Records to process:
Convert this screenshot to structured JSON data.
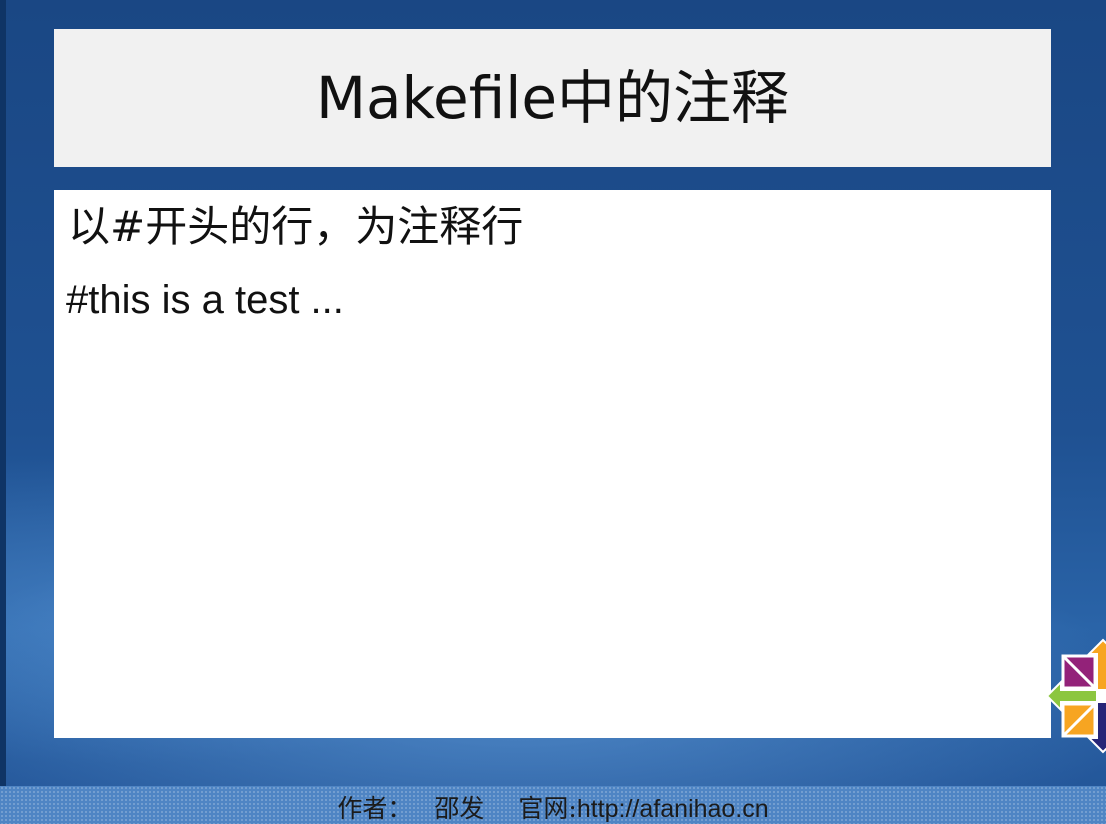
{
  "slide": {
    "title": "Makefile中的注释",
    "lines": [
      "以#开头的行，为注释行",
      "#this is a test ..."
    ]
  },
  "footer": {
    "author_label": "作者：",
    "author_name": "邵发",
    "site_label": "官网:",
    "site_url": "http://afanihao.cn"
  },
  "colors": {
    "background": "#1f4f8c",
    "title_box": "#f1f1f1",
    "content_box": "#ffffff",
    "footer_band": "#4f85c4",
    "logo_green": "#8cc63f",
    "logo_orange": "#f7a521",
    "logo_purple": "#932279",
    "logo_blue": "#262577"
  },
  "icons": {
    "corner_logo": "centos-logo-icon"
  }
}
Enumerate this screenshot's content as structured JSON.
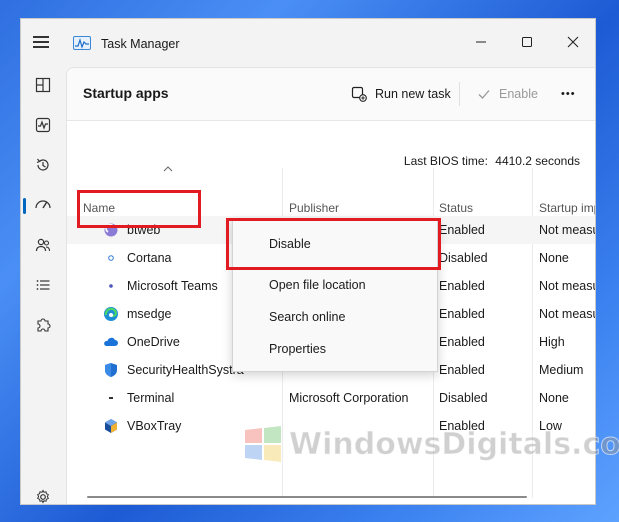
{
  "window": {
    "title": "Task Manager"
  },
  "header": {
    "page_title": "Startup apps",
    "run_new_task_label": "Run new task",
    "enable_label": "Enable",
    "more_label": "•••"
  },
  "bios": {
    "label": "Last BIOS time:",
    "value": "4410.2 seconds"
  },
  "columns": {
    "name": "Name",
    "publisher": "Publisher",
    "status": "Status",
    "impact": "Startup imp"
  },
  "rows": [
    {
      "name": "btweb",
      "publisher": "",
      "status": "Enabled",
      "impact": "Not measu",
      "icon": "btweb-icon"
    },
    {
      "name": "Cortana",
      "publisher": "",
      "status": "Disabled",
      "impact": "None",
      "icon": "cortana-icon"
    },
    {
      "name": "Microsoft Teams",
      "publisher": "",
      "status": "Enabled",
      "impact": "Not measu",
      "icon": "teams-icon"
    },
    {
      "name": "msedge",
      "publisher": "",
      "status": "Enabled",
      "impact": "Not measu",
      "icon": "edge-icon"
    },
    {
      "name": "OneDrive",
      "publisher": "",
      "status": "Enabled",
      "impact": "High",
      "icon": "onedrive-icon"
    },
    {
      "name": "SecurityHealthSystra",
      "publisher": "",
      "status": "Enabled",
      "impact": "Medium",
      "icon": "shield-icon"
    },
    {
      "name": "Terminal",
      "publisher": "Microsoft Corporation",
      "status": "Disabled",
      "impact": "None",
      "icon": "terminal-icon"
    },
    {
      "name": "VBoxTray",
      "publisher": "",
      "status": "Enabled",
      "impact": "Low",
      "icon": "vbox-icon"
    }
  ],
  "context_menu": {
    "items": [
      "Disable",
      "Open file location",
      "Search online",
      "Properties"
    ]
  },
  "watermark": {
    "text": "WindowsDigitals.com"
  },
  "colors": {
    "accent": "#0067c0",
    "highlight_box": "#e21b23"
  }
}
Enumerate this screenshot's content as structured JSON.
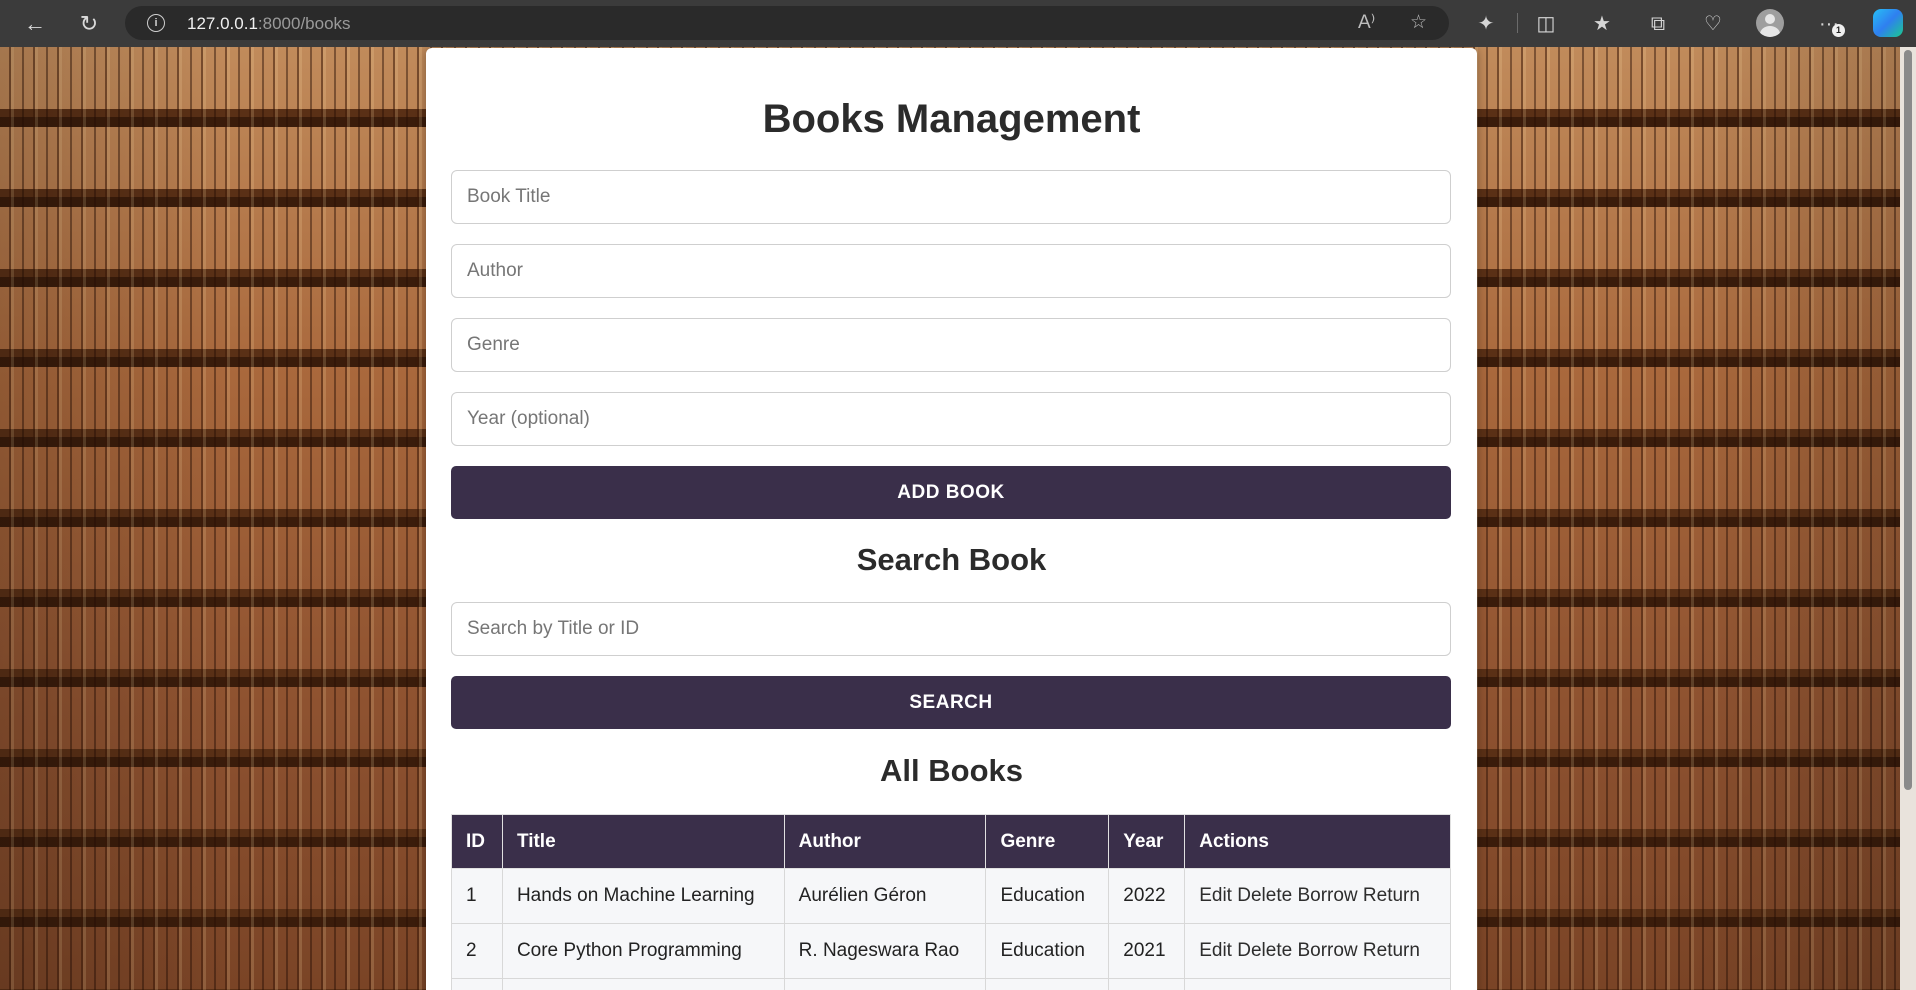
{
  "browser": {
    "url_host": "127.0.0.1",
    "url_path": ":8000/books",
    "notification_count": "1"
  },
  "page": {
    "title": "Books Management",
    "add_form": {
      "title_placeholder": "Book Title",
      "author_placeholder": "Author",
      "genre_placeholder": "Genre",
      "year_placeholder": "Year (optional)",
      "submit_label": "Add Book"
    },
    "search": {
      "heading": "Search Book",
      "placeholder": "Search by Title or ID",
      "button_label": "Search"
    },
    "list": {
      "heading": "All Books",
      "columns": [
        "ID",
        "Title",
        "Author",
        "Genre",
        "Year",
        "Actions"
      ],
      "rows": [
        {
          "id": "1",
          "title": "Hands on Machine Learning",
          "author": "Aurélien Géron",
          "genre": "Education",
          "year": "2022"
        },
        {
          "id": "2",
          "title": "Core Python Programming",
          "author": "R. Nageswara Rao",
          "genre": "Education",
          "year": "2021"
        }
      ],
      "actions": {
        "edit": "Edit",
        "delete": "Delete",
        "borrow": "Borrow",
        "return": "Return"
      }
    }
  },
  "colors": {
    "primary": "#3a2f4a",
    "panel_bg": "#ffffff",
    "cell_bg": "#f6f7f9"
  }
}
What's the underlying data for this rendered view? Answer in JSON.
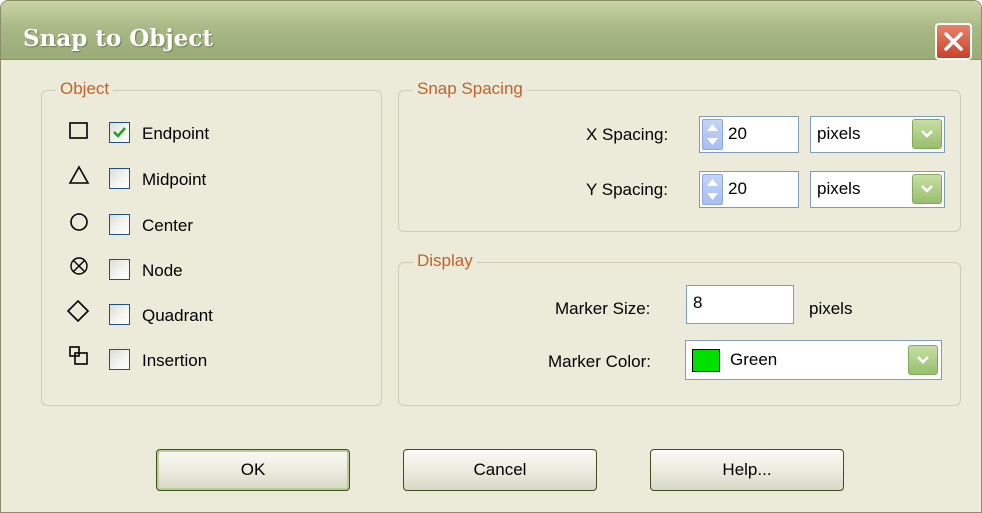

What you have to do: Print each of the records above exactly as written, leaving no picture in the copy.

Problem solution:
Convert this screenshot to structured JSON data.
{
  "slide": {
    "title": "Makefile中的注释",
    "lines": [
      "以#开头的行，为注释行",
      "#this is a test ..."
    ]
  },
  "footer": {
    "author_label": "作者：",
    "author_name": "邵发",
    "site_label": "官网:",
    "site_url": "http://afanihao.cn"
  },
  "colors": {
    "background": "#1f4f8c",
    "title_box": "#f1f1f1",
    "content_box": "#ffffff",
    "footer_band": "#4f85c4",
    "logo_green": "#8cc63f",
    "logo_orange": "#f7a521",
    "logo_purple": "#932279",
    "logo_blue": "#262577"
  },
  "icons": {
    "corner_logo": "centos-logo-icon"
  }
}
Enumerate this screenshot's content as structured JSON.
{
  "window": {
    "title": "Task Manager"
  },
  "header": {
    "page_title": "Startup apps",
    "run_new_task_label": "Run new task",
    "enable_label": "Enable",
    "more_label": "•••"
  },
  "bios": {
    "label": "Last BIOS time:",
    "value": "4410.2 seconds"
  },
  "columns": {
    "name": "Name",
    "publisher": "Publisher",
    "status": "Status",
    "impact": "Startup imp"
  },
  "rows": [
    {
      "name": "btweb",
      "publisher": "",
      "status": "Enabled",
      "impact": "Not measu",
      "icon": "btweb-icon"
    },
    {
      "name": "Cortana",
      "publisher": "",
      "status": "Disabled",
      "impact": "None",
      "icon": "cortana-icon"
    },
    {
      "name": "Microsoft Teams",
      "publisher": "",
      "status": "Enabled",
      "impact": "Not measu",
      "icon": "teams-icon"
    },
    {
      "name": "msedge",
      "publisher": "",
      "status": "Enabled",
      "impact": "Not measu",
      "icon": "edge-icon"
    },
    {
      "name": "OneDrive",
      "publisher": "",
      "status": "Enabled",
      "impact": "High",
      "icon": "onedrive-icon"
    },
    {
      "name": "SecurityHealthSystra",
      "publisher": "",
      "status": "Enabled",
      "impact": "Medium",
      "icon": "shield-icon"
    },
    {
      "name": "Terminal",
      "publisher": "Microsoft Corporation",
      "status": "Disabled",
      "impact": "None",
      "icon": "terminal-icon"
    },
    {
      "name": "VBoxTray",
      "publisher": "",
      "status": "Enabled",
      "impact": "Low",
      "icon": "vbox-icon"
    }
  ],
  "context_menu": {
    "items": [
      "Disable",
      "Open file location",
      "Search online",
      "Properties"
    ]
  },
  "watermark": {
    "text": "WindowsDigitals.com"
  },
  "colors": {
    "accent": "#0067c0",
    "highlight_box": "#e21b23"
  }
}
Enumerate this screenshot's content as structured JSON.
{
  "browser": {
    "url_host": "127.0.0.1",
    "url_path": ":8000/books",
    "notification_count": "1"
  },
  "page": {
    "title": "Books Management",
    "add_form": {
      "title_placeholder": "Book Title",
      "author_placeholder": "Author",
      "genre_placeholder": "Genre",
      "year_placeholder": "Year (optional)",
      "submit_label": "Add Book"
    },
    "search": {
      "heading": "Search Book",
      "placeholder": "Search by Title or ID",
      "button_label": "Search"
    },
    "list": {
      "heading": "All Books",
      "columns": [
        "ID",
        "Title",
        "Author",
        "Genre",
        "Year",
        "Actions"
      ],
      "rows": [
        {
          "id": "1",
          "title": "Hands on Machine Learning",
          "author": "Aurélien Géron",
          "genre": "Education",
          "year": "2022"
        },
        {
          "id": "2",
          "title": "Core Python Programming",
          "author": "R. Nageswara Rao",
          "genre": "Education",
          "year": "2021"
        }
      ],
      "actions": {
        "edit": "Edit",
        "delete": "Delete",
        "borrow": "Borrow",
        "return": "Return"
      }
    }
  },
  "colors": {
    "primary": "#3a2f4a",
    "panel_bg": "#ffffff",
    "cell_bg": "#f6f7f9"
  }
}
What's the underlying data for this rendered view? Answer in JSON.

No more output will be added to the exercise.